[Layout annotation records]
────
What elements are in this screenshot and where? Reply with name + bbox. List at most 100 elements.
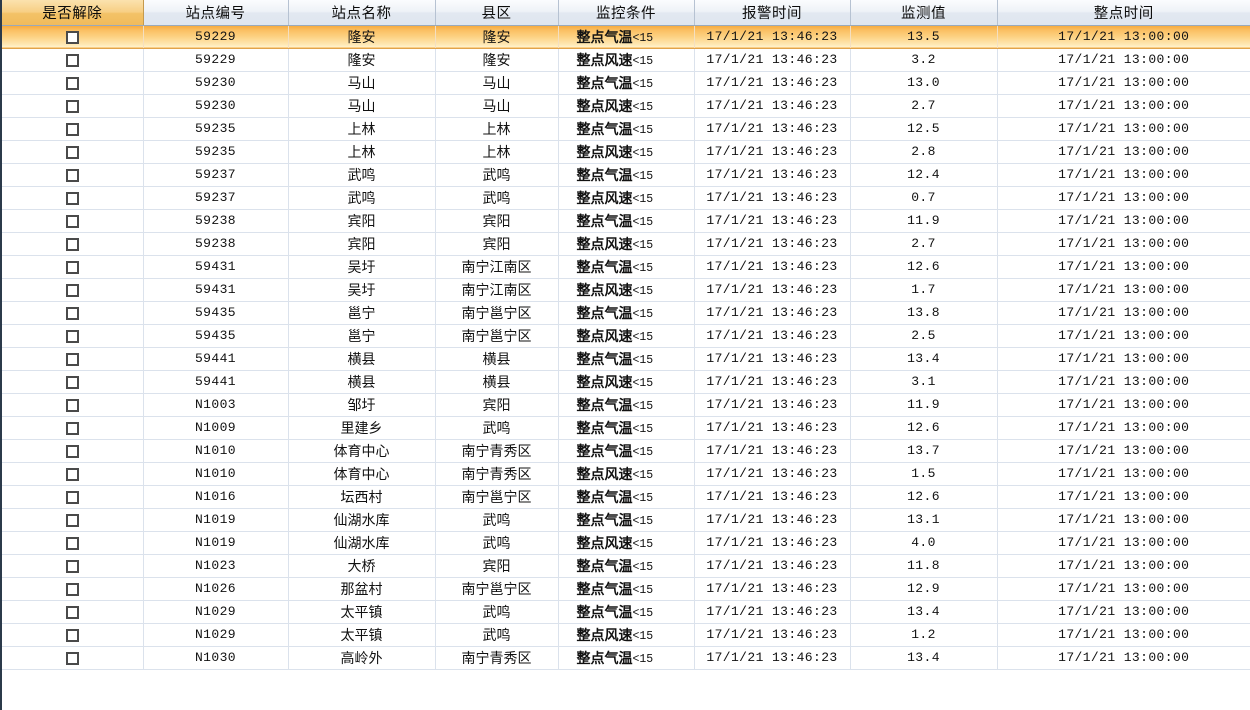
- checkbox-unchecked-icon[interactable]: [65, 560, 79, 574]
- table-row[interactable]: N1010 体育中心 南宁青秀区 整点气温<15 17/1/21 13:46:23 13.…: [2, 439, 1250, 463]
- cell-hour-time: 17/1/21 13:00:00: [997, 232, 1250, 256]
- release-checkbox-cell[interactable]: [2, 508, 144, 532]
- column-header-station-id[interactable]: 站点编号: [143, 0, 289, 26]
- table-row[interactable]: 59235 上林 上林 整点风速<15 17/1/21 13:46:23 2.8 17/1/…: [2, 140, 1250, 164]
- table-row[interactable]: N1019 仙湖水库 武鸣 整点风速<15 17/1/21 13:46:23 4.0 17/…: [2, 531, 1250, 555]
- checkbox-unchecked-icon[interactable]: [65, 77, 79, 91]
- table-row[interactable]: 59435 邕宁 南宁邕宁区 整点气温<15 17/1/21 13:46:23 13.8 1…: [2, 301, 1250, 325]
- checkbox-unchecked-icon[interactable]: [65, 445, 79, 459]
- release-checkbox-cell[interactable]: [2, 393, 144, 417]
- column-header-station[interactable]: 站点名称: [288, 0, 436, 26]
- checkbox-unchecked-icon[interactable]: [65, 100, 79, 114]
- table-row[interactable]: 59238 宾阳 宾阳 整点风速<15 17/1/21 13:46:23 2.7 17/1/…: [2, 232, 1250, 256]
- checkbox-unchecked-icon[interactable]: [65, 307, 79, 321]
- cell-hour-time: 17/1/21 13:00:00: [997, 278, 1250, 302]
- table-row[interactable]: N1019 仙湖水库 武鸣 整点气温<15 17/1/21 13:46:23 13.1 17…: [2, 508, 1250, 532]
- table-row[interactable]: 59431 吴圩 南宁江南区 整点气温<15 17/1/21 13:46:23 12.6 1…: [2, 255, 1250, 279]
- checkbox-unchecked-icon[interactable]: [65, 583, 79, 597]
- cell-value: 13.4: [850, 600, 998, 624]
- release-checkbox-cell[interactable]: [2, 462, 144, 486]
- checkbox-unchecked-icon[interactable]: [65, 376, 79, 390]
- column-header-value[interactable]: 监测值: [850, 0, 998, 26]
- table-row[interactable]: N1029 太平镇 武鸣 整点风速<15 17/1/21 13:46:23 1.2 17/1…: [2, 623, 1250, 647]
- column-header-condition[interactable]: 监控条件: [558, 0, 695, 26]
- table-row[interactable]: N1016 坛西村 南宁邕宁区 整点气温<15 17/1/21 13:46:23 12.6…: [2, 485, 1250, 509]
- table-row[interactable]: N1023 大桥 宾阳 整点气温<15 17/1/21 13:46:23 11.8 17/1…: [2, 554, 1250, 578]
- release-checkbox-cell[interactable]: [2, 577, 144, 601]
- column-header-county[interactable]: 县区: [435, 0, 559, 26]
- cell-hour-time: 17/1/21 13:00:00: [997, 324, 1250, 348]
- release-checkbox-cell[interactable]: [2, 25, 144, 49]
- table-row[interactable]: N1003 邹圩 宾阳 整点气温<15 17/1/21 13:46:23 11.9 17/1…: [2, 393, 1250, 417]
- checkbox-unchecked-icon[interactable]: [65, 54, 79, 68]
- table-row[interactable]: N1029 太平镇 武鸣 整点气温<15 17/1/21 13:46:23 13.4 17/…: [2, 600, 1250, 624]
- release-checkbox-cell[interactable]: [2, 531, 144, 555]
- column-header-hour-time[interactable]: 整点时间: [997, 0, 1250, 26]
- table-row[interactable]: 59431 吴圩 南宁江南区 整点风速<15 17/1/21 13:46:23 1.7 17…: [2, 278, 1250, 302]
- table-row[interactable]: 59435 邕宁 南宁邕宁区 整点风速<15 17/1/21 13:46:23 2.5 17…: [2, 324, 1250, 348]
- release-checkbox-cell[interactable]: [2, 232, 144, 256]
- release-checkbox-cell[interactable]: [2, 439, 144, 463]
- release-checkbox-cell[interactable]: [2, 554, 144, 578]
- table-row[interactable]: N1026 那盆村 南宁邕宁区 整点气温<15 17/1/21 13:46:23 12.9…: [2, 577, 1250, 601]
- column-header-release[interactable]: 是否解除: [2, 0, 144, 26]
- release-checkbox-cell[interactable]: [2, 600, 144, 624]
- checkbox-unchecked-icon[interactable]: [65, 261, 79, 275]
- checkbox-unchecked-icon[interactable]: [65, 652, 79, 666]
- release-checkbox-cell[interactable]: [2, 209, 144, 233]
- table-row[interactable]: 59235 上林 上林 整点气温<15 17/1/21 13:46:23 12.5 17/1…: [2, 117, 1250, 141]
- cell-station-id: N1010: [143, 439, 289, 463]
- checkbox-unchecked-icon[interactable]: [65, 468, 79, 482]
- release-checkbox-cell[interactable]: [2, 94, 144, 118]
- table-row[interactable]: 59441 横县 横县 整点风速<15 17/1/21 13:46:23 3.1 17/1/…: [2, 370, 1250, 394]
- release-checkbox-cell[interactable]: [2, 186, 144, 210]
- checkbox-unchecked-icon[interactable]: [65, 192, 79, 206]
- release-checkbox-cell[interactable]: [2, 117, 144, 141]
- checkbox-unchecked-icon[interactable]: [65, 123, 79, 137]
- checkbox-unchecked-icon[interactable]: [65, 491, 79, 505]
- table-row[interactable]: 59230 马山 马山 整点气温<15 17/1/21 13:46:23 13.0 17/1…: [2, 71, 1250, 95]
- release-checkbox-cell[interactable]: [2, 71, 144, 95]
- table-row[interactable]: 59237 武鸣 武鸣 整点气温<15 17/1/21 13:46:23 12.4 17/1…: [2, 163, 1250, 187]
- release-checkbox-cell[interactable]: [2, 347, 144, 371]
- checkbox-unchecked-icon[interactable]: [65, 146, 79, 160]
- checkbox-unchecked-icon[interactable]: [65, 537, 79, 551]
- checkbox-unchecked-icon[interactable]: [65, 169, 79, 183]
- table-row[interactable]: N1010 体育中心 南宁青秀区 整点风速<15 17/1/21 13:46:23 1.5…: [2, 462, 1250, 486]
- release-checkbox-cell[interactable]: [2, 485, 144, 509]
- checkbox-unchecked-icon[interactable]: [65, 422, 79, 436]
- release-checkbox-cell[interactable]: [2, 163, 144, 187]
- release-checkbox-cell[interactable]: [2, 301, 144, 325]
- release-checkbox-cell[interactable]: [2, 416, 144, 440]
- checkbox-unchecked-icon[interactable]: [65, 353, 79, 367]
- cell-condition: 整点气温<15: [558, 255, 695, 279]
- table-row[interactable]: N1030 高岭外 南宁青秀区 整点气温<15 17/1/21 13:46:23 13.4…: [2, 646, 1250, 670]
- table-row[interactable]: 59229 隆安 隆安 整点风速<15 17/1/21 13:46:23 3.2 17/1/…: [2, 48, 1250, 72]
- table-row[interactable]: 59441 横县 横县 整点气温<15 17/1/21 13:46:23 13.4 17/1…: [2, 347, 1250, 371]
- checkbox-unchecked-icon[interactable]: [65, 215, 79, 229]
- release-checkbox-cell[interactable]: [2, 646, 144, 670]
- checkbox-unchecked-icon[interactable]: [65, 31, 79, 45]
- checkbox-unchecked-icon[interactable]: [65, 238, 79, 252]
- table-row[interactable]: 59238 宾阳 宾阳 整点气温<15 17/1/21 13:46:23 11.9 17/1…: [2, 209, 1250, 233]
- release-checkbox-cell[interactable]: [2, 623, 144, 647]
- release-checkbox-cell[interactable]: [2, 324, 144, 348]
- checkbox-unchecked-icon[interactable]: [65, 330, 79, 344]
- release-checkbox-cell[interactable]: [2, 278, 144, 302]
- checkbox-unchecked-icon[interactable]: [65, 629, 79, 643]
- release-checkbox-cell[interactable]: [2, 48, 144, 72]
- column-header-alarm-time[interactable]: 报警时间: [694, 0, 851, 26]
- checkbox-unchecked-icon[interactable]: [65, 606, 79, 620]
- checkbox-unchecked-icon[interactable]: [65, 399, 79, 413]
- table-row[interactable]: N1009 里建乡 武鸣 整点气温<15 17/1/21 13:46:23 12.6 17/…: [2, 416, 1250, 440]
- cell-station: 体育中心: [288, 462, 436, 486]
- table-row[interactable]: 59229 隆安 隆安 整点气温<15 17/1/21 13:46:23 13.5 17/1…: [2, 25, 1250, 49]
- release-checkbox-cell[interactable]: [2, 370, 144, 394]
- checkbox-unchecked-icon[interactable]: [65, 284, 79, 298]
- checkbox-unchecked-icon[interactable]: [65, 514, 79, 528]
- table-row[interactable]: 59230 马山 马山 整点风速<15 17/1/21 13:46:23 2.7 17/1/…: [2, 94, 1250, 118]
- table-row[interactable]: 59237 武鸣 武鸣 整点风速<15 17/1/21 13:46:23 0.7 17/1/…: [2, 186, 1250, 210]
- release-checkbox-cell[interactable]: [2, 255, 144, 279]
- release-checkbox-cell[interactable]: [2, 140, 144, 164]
────
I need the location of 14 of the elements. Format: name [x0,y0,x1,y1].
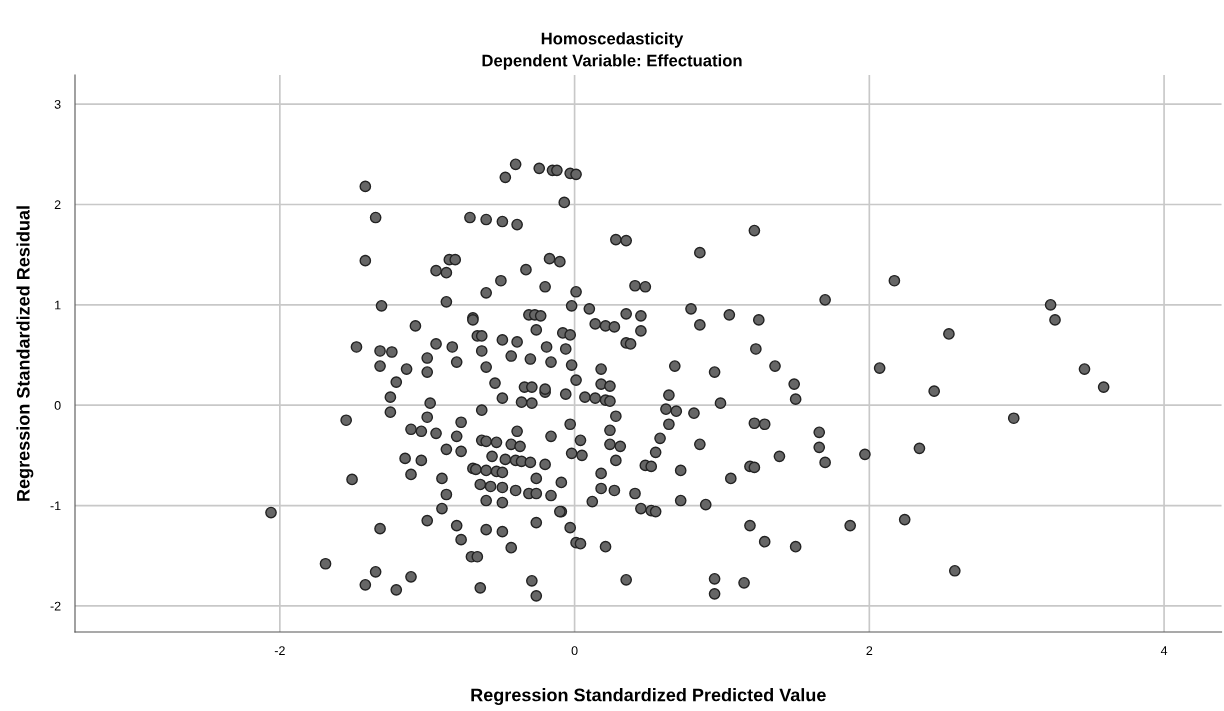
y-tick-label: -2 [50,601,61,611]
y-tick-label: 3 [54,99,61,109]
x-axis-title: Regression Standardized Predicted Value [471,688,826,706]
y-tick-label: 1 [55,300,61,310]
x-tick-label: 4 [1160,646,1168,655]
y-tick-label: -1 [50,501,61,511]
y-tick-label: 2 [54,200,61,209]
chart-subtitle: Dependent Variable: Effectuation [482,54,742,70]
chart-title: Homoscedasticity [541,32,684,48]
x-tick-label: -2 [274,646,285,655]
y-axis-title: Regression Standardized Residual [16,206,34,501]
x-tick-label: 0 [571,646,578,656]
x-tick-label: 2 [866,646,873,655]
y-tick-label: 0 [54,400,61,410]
────
Written problem => Can you repeat the entries verbatim, starting with the line containing "y-tick-label: -2 [50,601,61,611]" and continuing through the line containing "y-tick-label: 0 [54,400,61,410]"?

The response =>
y-tick-label: -2 [50,601,61,611]
y-tick-label: 3 [54,99,61,109]
x-axis-title: Regression Standardized Predicted Value [471,688,826,706]
y-tick-label: 1 [55,300,61,310]
x-tick-label: 4 [1160,646,1168,655]
y-tick-label: -1 [50,501,61,511]
y-tick-label: 2 [54,200,61,209]
chart-subtitle: Dependent Variable: Effectuation [482,54,742,70]
chart-title: Homoscedasticity [541,32,684,48]
x-tick-label: -2 [274,646,285,655]
y-axis-title: Regression Standardized Residual [16,206,34,501]
x-tick-label: 0 [571,646,578,656]
x-tick-label: 2 [866,646,873,655]
y-tick-label: 0 [54,400,61,410]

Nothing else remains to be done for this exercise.